#### Exercise brief
Note each line that includes the word "chevron". Copy those lines.

========================================================================

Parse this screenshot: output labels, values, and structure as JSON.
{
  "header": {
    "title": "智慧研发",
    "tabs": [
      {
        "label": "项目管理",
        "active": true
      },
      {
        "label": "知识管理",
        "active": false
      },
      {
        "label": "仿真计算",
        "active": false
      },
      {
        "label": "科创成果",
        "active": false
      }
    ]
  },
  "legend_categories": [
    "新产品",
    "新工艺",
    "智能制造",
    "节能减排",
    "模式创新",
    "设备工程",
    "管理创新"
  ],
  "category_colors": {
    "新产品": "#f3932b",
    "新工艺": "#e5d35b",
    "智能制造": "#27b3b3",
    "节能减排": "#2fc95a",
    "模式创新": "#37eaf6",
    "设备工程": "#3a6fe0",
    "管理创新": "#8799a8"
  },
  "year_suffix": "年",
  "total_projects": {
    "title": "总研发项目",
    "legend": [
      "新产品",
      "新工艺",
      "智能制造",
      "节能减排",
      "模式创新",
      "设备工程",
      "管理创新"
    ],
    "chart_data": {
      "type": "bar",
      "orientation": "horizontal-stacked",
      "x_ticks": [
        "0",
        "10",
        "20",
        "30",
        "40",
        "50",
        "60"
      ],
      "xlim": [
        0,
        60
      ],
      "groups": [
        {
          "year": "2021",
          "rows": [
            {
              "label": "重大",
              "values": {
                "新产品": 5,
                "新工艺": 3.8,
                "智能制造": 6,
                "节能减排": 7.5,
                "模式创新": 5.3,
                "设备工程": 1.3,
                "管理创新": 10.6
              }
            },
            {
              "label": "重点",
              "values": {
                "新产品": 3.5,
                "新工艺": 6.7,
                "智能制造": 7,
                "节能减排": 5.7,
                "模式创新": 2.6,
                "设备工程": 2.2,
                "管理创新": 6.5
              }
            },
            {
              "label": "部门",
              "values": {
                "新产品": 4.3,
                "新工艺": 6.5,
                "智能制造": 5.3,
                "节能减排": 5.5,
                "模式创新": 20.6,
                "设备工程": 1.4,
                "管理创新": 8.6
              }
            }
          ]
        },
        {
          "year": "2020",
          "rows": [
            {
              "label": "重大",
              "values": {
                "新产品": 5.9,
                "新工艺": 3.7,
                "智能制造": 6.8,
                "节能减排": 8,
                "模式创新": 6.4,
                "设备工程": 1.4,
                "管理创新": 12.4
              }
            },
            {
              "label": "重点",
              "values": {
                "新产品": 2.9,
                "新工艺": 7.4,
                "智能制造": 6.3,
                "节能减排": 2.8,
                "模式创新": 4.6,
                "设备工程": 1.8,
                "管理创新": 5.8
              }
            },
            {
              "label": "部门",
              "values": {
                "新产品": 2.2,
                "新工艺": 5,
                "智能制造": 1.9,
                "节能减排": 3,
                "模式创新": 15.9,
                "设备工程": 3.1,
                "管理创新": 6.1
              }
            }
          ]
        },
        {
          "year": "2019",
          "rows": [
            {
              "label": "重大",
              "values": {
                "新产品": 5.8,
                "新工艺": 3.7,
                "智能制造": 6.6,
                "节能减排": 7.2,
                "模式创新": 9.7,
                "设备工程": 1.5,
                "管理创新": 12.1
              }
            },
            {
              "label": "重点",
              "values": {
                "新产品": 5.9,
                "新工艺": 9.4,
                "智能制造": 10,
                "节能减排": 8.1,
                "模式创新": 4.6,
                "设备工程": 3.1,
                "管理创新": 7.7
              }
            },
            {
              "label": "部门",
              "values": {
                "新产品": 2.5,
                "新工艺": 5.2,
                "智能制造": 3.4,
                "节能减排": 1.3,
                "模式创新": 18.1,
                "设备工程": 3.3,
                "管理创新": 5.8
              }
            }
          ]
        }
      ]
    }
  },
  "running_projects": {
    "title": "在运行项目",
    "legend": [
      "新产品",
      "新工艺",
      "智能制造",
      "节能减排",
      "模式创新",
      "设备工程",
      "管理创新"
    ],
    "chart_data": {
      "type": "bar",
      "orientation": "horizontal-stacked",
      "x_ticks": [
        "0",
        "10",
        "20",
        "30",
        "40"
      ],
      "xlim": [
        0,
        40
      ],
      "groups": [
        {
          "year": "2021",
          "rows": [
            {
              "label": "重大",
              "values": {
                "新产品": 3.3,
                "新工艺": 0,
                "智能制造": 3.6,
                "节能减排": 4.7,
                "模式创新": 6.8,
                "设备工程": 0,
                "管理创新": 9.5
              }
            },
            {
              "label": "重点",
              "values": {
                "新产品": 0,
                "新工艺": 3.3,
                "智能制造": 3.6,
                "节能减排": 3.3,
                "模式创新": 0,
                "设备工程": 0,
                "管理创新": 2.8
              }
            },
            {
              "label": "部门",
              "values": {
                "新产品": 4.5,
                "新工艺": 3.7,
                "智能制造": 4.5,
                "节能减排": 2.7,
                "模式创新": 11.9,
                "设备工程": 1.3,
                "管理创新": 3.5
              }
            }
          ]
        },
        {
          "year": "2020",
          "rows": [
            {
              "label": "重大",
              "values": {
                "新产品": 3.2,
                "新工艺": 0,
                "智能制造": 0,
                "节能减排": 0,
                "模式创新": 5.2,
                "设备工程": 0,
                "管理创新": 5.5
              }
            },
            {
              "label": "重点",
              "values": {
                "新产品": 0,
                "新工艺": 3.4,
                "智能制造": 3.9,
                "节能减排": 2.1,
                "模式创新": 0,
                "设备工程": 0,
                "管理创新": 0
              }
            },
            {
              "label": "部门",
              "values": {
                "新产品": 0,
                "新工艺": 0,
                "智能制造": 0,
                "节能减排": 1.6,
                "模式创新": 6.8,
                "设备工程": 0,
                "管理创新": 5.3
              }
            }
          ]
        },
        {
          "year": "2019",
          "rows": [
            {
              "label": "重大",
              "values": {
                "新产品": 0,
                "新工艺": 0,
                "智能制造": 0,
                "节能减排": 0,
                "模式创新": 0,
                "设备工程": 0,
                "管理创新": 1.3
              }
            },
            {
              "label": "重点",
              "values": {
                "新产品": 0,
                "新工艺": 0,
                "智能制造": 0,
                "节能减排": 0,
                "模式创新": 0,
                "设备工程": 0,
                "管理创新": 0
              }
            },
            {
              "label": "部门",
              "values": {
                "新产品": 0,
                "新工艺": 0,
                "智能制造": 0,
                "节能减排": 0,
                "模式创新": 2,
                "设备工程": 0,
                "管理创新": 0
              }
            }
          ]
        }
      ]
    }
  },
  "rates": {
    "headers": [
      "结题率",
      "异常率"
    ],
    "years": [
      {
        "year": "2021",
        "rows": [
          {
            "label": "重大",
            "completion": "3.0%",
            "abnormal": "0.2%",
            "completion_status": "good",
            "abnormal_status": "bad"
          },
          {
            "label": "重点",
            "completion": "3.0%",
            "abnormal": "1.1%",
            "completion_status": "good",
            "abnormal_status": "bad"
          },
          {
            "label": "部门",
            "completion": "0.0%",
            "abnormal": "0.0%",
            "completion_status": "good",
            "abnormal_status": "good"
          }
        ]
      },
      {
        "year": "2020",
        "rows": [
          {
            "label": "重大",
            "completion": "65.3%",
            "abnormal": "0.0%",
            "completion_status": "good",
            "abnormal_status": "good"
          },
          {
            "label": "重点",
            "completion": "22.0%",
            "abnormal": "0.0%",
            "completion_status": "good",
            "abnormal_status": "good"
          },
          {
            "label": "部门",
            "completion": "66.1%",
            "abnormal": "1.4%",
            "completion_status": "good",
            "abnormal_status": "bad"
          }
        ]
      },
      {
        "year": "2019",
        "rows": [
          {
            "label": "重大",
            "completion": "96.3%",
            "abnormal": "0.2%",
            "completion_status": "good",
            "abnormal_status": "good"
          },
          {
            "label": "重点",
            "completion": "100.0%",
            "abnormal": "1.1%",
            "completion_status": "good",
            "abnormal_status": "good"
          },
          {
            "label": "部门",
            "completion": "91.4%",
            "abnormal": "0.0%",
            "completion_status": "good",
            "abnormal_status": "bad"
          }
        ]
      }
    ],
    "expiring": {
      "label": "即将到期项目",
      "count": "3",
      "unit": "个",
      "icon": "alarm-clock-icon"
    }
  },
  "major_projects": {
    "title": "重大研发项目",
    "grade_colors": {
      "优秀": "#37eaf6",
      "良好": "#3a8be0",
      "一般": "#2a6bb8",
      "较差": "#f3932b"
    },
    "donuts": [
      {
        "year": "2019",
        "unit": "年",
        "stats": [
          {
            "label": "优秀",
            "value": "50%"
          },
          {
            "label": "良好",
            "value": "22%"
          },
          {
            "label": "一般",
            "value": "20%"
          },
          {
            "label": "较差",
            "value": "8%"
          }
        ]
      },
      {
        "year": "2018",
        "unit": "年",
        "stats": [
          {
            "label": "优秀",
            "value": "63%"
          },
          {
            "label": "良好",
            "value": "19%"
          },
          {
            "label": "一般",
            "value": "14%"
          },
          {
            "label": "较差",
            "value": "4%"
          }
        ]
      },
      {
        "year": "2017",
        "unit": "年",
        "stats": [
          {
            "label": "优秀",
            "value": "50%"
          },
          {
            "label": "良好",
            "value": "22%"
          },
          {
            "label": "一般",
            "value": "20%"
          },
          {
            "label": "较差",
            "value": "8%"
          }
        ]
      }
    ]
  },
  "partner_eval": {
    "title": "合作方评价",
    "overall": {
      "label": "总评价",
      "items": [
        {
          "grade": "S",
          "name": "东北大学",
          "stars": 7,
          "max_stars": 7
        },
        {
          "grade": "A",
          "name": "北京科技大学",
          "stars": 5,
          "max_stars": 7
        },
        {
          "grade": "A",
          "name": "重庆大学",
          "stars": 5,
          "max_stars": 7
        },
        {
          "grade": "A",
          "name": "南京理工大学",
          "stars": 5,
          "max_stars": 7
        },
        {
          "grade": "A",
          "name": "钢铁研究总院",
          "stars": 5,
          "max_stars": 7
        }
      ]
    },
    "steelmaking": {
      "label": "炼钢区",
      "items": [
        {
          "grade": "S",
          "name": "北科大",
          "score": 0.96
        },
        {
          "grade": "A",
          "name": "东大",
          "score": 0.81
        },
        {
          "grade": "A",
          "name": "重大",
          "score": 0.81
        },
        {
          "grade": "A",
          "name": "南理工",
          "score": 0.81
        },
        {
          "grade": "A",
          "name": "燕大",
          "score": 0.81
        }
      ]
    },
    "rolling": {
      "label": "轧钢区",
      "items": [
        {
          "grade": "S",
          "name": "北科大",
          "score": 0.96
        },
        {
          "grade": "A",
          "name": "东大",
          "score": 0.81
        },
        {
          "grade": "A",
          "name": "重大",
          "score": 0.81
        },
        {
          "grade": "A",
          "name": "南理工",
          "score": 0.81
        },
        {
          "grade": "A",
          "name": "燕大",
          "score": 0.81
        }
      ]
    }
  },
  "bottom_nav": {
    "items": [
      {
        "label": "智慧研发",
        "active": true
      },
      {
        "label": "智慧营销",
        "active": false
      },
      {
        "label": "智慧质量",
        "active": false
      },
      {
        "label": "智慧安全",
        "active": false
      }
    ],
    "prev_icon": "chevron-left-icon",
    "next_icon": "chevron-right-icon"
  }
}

========================================================================

#### Task solution
    "prev_icon": "chevron-left-icon",
    "next_icon": "chevron-right-icon"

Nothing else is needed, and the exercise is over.